Task instructions: Write out the whole of the material exactly.

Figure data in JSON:

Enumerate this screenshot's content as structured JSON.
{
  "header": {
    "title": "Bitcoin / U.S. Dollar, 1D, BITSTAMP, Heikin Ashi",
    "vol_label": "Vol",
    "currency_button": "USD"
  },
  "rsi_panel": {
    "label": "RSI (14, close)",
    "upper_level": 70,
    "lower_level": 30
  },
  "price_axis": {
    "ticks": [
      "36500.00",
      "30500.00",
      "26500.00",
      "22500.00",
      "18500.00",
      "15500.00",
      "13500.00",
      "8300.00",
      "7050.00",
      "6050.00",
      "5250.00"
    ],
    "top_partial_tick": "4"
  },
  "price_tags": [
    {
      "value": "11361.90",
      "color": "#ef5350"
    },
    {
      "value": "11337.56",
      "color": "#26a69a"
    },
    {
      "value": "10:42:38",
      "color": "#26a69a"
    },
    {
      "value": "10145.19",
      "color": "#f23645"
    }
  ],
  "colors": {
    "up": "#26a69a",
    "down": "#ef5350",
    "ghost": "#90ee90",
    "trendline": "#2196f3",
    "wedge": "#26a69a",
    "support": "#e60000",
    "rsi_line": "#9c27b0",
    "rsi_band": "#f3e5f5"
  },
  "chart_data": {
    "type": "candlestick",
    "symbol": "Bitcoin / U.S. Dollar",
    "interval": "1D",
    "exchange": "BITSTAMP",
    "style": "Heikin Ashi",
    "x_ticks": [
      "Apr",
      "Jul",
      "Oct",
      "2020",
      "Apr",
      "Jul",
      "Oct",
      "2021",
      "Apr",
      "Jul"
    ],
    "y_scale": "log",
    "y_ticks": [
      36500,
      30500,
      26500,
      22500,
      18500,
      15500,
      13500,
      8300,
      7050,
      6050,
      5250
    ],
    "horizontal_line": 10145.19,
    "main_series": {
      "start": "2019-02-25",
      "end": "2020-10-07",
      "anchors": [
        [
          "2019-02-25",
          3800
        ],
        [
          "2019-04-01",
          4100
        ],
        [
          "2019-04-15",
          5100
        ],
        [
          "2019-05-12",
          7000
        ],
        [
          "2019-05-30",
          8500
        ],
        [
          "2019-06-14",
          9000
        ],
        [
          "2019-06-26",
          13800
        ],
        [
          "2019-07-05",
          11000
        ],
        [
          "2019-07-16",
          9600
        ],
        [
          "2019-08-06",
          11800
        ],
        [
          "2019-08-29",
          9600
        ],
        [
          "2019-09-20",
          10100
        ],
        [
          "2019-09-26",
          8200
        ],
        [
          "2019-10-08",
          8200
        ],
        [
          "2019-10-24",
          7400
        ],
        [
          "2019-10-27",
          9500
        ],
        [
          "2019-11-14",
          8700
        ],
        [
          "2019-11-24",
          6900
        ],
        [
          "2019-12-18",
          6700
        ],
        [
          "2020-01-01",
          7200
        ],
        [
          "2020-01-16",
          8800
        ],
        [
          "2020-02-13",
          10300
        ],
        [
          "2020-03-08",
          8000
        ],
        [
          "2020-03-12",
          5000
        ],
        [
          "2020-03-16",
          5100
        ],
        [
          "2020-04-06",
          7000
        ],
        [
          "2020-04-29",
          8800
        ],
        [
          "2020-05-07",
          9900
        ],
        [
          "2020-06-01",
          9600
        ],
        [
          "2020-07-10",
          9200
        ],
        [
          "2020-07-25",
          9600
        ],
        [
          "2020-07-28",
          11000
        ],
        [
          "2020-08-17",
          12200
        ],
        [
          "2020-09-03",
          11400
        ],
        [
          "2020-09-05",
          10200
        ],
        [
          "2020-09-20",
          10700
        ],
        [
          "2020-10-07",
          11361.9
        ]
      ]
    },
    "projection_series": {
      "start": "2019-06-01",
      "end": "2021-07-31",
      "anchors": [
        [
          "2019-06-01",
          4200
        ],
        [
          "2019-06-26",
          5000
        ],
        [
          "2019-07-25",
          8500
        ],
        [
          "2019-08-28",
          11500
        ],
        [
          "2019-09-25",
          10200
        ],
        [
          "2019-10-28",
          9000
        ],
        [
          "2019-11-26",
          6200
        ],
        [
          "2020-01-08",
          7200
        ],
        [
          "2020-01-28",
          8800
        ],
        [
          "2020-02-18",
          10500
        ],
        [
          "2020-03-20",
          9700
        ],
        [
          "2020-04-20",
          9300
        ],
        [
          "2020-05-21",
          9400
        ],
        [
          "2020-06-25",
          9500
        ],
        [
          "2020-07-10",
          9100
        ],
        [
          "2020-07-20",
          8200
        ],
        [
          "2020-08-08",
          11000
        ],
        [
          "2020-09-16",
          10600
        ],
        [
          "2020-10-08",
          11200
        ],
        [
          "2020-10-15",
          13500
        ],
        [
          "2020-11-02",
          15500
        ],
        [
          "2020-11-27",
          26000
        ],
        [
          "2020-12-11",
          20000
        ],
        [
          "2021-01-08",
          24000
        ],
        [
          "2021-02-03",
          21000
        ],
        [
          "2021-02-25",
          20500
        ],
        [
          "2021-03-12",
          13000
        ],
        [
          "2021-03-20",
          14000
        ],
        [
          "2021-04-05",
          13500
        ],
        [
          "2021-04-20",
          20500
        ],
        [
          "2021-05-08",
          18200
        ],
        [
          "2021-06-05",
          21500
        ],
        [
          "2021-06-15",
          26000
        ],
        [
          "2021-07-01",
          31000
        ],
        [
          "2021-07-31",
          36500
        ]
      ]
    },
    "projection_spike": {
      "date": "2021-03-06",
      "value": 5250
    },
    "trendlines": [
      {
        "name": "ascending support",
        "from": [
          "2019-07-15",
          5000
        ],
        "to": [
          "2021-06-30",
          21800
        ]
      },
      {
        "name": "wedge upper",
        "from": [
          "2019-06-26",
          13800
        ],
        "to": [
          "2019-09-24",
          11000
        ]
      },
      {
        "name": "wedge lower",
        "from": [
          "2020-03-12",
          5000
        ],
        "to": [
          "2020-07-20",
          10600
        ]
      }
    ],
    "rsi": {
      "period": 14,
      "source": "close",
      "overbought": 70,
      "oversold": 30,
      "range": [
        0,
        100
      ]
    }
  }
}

Answer for this exercise:
Enumerate this screenshot's content as structured JSON.
{
  "header": {
    "title": "Bitcoin / U.S. Dollar, 1D, BITSTAMP, Heikin Ashi",
    "vol_label": "Vol",
    "currency_button": "USD"
  },
  "rsi_panel": {
    "label": "RSI (14, close)",
    "upper_level": 70,
    "lower_level": 30
  },
  "price_axis": {
    "ticks": [
      "36500.00",
      "30500.00",
      "26500.00",
      "22500.00",
      "18500.00",
      "15500.00",
      "13500.00",
      "8300.00",
      "7050.00",
      "6050.00",
      "5250.00"
    ],
    "top_partial_tick": "4"
  },
  "price_tags": [
    {
      "value": "11361.90",
      "color": "#ef5350"
    },
    {
      "value": "11337.56",
      "color": "#26a69a"
    },
    {
      "value": "10:42:38",
      "color": "#26a69a"
    },
    {
      "value": "10145.19",
      "color": "#f23645"
    }
  ],
  "colors": {
    "up": "#26a69a",
    "down": "#ef5350",
    "ghost": "#90ee90",
    "trendline": "#2196f3",
    "wedge": "#26a69a",
    "support": "#e60000",
    "rsi_line": "#9c27b0",
    "rsi_band": "#f3e5f5"
  },
  "chart_data": {
    "type": "candlestick",
    "symbol": "Bitcoin / U.S. Dollar",
    "interval": "1D",
    "exchange": "BITSTAMP",
    "style": "Heikin Ashi",
    "x_ticks": [
      "Apr",
      "Jul",
      "Oct",
      "2020",
      "Apr",
      "Jul",
      "Oct",
      "2021",
      "Apr",
      "Jul"
    ],
    "y_scale": "log",
    "y_ticks": [
      36500,
      30500,
      26500,
      22500,
      18500,
      15500,
      13500,
      8300,
      7050,
      6050,
      5250
    ],
    "horizontal_line": 10145.19,
    "main_series": {
      "start": "2019-02-25",
      "end": "2020-10-07",
      "anchors": [
        [
          "2019-02-25",
          3800
        ],
        [
          "2019-04-01",
          4100
        ],
        [
          "2019-04-15",
          5100
        ],
        [
          "2019-05-12",
          7000
        ],
        [
          "2019-05-30",
          8500
        ],
        [
          "2019-06-14",
          9000
        ],
        [
          "2019-06-26",
          13800
        ],
        [
          "2019-07-05",
          11000
        ],
        [
          "2019-07-16",
          9600
        ],
        [
          "2019-08-06",
          11800
        ],
        [
          "2019-08-29",
          9600
        ],
        [
          "2019-09-20",
          10100
        ],
        [
          "2019-09-26",
          8200
        ],
        [
          "2019-10-08",
          8200
        ],
        [
          "2019-10-24",
          7400
        ],
        [
          "2019-10-27",
          9500
        ],
        [
          "2019-11-14",
          8700
        ],
        [
          "2019-11-24",
          6900
        ],
        [
          "2019-12-18",
          6700
        ],
        [
          "2020-01-01",
          7200
        ],
        [
          "2020-01-16",
          8800
        ],
        [
          "2020-02-13",
          10300
        ],
        [
          "2020-03-08",
          8000
        ],
        [
          "2020-03-12",
          5000
        ],
        [
          "2020-03-16",
          5100
        ],
        [
          "2020-04-06",
          7000
        ],
        [
          "2020-04-29",
          8800
        ],
        [
          "2020-05-07",
          9900
        ],
        [
          "2020-06-01",
          9600
        ],
        [
          "2020-07-10",
          9200
        ],
        [
          "2020-07-25",
          9600
        ],
        [
          "2020-07-28",
          11000
        ],
        [
          "2020-08-17",
          12200
        ],
        [
          "2020-09-03",
          11400
        ],
        [
          "2020-09-05",
          10200
        ],
        [
          "2020-09-20",
          10700
        ],
        [
          "2020-10-07",
          11361.9
        ]
      ]
    },
    "projection_series": {
      "start": "2019-06-01",
      "end": "2021-07-31",
      "anchors": [
        [
          "2019-06-01",
          4200
        ],
        [
          "2019-06-26",
          5000
        ],
        [
          "2019-07-25",
          8500
        ],
        [
          "2019-08-28",
          11500
        ],
        [
          "2019-09-25",
          10200
        ],
        [
          "2019-10-28",
          9000
        ],
        [
          "2019-11-26",
          6200
        ],
        [
          "2020-01-08",
          7200
        ],
        [
          "2020-01-28",
          8800
        ],
        [
          "2020-02-18",
          10500
        ],
        [
          "2020-03-20",
          9700
        ],
        [
          "2020-04-20",
          9300
        ],
        [
          "2020-05-21",
          9400
        ],
        [
          "2020-06-25",
          9500
        ],
        [
          "2020-07-10",
          9100
        ],
        [
          "2020-07-20",
          8200
        ],
        [
          "2020-08-08",
          11000
        ],
        [
          "2020-09-16",
          10600
        ],
        [
          "2020-10-08",
          11200
        ],
        [
          "2020-10-15",
          13500
        ],
        [
          "2020-11-02",
          15500
        ],
        [
          "2020-11-27",
          26000
        ],
        [
          "2020-12-11",
          20000
        ],
        [
          "2021-01-08",
          24000
        ],
        [
          "2021-02-03",
          21000
        ],
        [
          "2021-02-25",
          20500
        ],
        [
          "2021-03-12",
          13000
        ],
        [
          "2021-03-20",
          14000
        ],
        [
          "2021-04-05",
          13500
        ],
        [
          "2021-04-20",
          20500
        ],
        [
          "2021-05-08",
          18200
        ],
        [
          "2021-06-05",
          21500
        ],
        [
          "2021-06-15",
          26000
        ],
        [
          "2021-07-01",
          31000
        ],
        [
          "2021-07-31",
          36500
        ]
      ]
    },
    "projection_spike": {
      "date": "2021-03-06",
      "value": 5250
    },
    "trendlines": [
      {
        "name": "ascending support",
        "from": [
          "2019-07-15",
          5000
        ],
        "to": [
          "2021-06-30",
          21800
        ]
      },
      {
        "name": "wedge upper",
        "from": [
          "2019-06-26",
          13800
        ],
        "to": [
          "2019-09-24",
          11000
        ]
      },
      {
        "name": "wedge lower",
        "from": [
          "2020-03-12",
          5000
        ],
        "to": [
          "2020-07-20",
          10600
        ]
      }
    ],
    "rsi": {
      "period": 14,
      "source": "close",
      "overbought": 70,
      "oversold": 30,
      "range": [
        0,
        100
      ]
    }
  }
}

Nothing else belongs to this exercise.